Exercise details:
Pictures in the records should not be copied, but every other part must be repeated exactly.

**** Dataset content ****

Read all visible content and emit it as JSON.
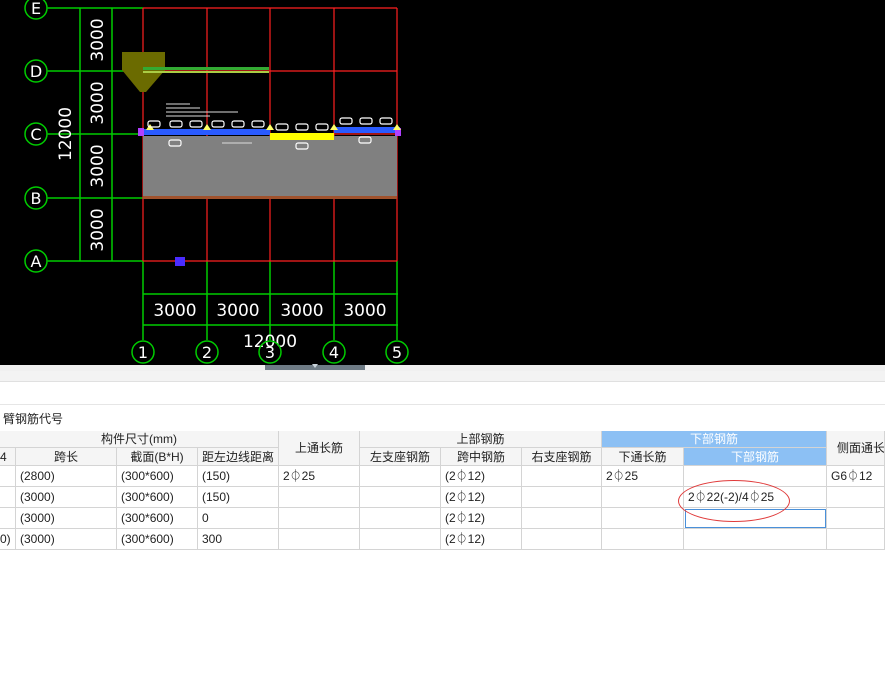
{
  "cad": {
    "axis_letters": [
      "E",
      "D",
      "C",
      "B",
      "A"
    ],
    "axis_numbers": [
      "1",
      "2",
      "3",
      "4",
      "5"
    ],
    "row_spans": [
      "3000",
      "3000",
      "3000",
      "3000"
    ],
    "col_spans": [
      "3000",
      "3000",
      "3000",
      "3000"
    ],
    "total_vertical": "12000",
    "total_horizontal": "12000",
    "colors": {
      "background": "#000000",
      "grid": "#ff0000",
      "dimension": "#00cc00",
      "slab": "#808080",
      "beam_blue": "#2a5bff",
      "beam_yellow": "#ffff00"
    }
  },
  "panel": {
    "title": "臂钢筋代号",
    "group_headers": {
      "size": "构件尺寸(mm)",
      "top_long": "上通长筋",
      "top_rebar": "上部钢筋",
      "bottom_rebar": "下部钢筋",
      "side_long": "侧面通长"
    },
    "columns": [
      "4",
      "跨长",
      "截面(B*H)",
      "距左边线距离",
      "左支座钢筋",
      "跨中钢筋",
      "右支座钢筋",
      "下通长筋",
      "下部钢筋"
    ],
    "rows": [
      {
        "c0": "",
        "span": "(2800)",
        "section": "(300*600)",
        "dist": "(150)",
        "top_long": "2⏀25",
        "left": "",
        "mid": "(2⏀12)",
        "right": "",
        "bot_long": "2⏀25",
        "bot": "",
        "side": "G6⏀12"
      },
      {
        "c0": "",
        "span": "(3000)",
        "section": "(300*600)",
        "dist": "(150)",
        "top_long": "",
        "left": "",
        "mid": "(2⏀12)",
        "right": "",
        "bot_long": "",
        "bot": "2⏀22(-2)/4⏀25",
        "side": ""
      },
      {
        "c0": "",
        "span": "(3000)",
        "section": "(300*600)",
        "dist": "0",
        "top_long": "",
        "left": "",
        "mid": "(2⏀12)",
        "right": "",
        "bot_long": "",
        "bot": "",
        "side": ""
      },
      {
        "c0": "0)",
        "span": "(3000)",
        "section": "(300*600)",
        "dist": "300",
        "top_long": "",
        "left": "",
        "mid": "(2⏀12)",
        "right": "",
        "bot_long": "",
        "bot": "",
        "side": ""
      }
    ]
  }
}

****

Solution to the exercise:
Read all visible content and emit it as JSON.
{
  "cad": {
    "axis_letters": [
      "E",
      "D",
      "C",
      "B",
      "A"
    ],
    "axis_numbers": [
      "1",
      "2",
      "3",
      "4",
      "5"
    ],
    "row_spans": [
      "3000",
      "3000",
      "3000",
      "3000"
    ],
    "col_spans": [
      "3000",
      "3000",
      "3000",
      "3000"
    ],
    "total_vertical": "12000",
    "total_horizontal": "12000",
    "colors": {
      "background": "#000000",
      "grid": "#ff0000",
      "dimension": "#00cc00",
      "slab": "#808080",
      "beam_blue": "#2a5bff",
      "beam_yellow": "#ffff00"
    }
  },
  "panel": {
    "title": "臂钢筋代号",
    "group_headers": {
      "size": "构件尺寸(mm)",
      "top_long": "上通长筋",
      "top_rebar": "上部钢筋",
      "bottom_rebar": "下部钢筋",
      "side_long": "侧面通长"
    },
    "columns": [
      "4",
      "跨长",
      "截面(B*H)",
      "距左边线距离",
      "左支座钢筋",
      "跨中钢筋",
      "右支座钢筋",
      "下通长筋",
      "下部钢筋"
    ],
    "rows": [
      {
        "c0": "",
        "span": "(2800)",
        "section": "(300*600)",
        "dist": "(150)",
        "top_long": "2⏀25",
        "left": "",
        "mid": "(2⏀12)",
        "right": "",
        "bot_long": "2⏀25",
        "bot": "",
        "side": "G6⏀12"
      },
      {
        "c0": "",
        "span": "(3000)",
        "section": "(300*600)",
        "dist": "(150)",
        "top_long": "",
        "left": "",
        "mid": "(2⏀12)",
        "right": "",
        "bot_long": "",
        "bot": "2⏀22(-2)/4⏀25",
        "side": ""
      },
      {
        "c0": "",
        "span": "(3000)",
        "section": "(300*600)",
        "dist": "0",
        "top_long": "",
        "left": "",
        "mid": "(2⏀12)",
        "right": "",
        "bot_long": "",
        "bot": "",
        "side": ""
      },
      {
        "c0": "0)",
        "span": "(3000)",
        "section": "(300*600)",
        "dist": "300",
        "top_long": "",
        "left": "",
        "mid": "(2⏀12)",
        "right": "",
        "bot_long": "",
        "bot": "",
        "side": ""
      }
    ]
  }
}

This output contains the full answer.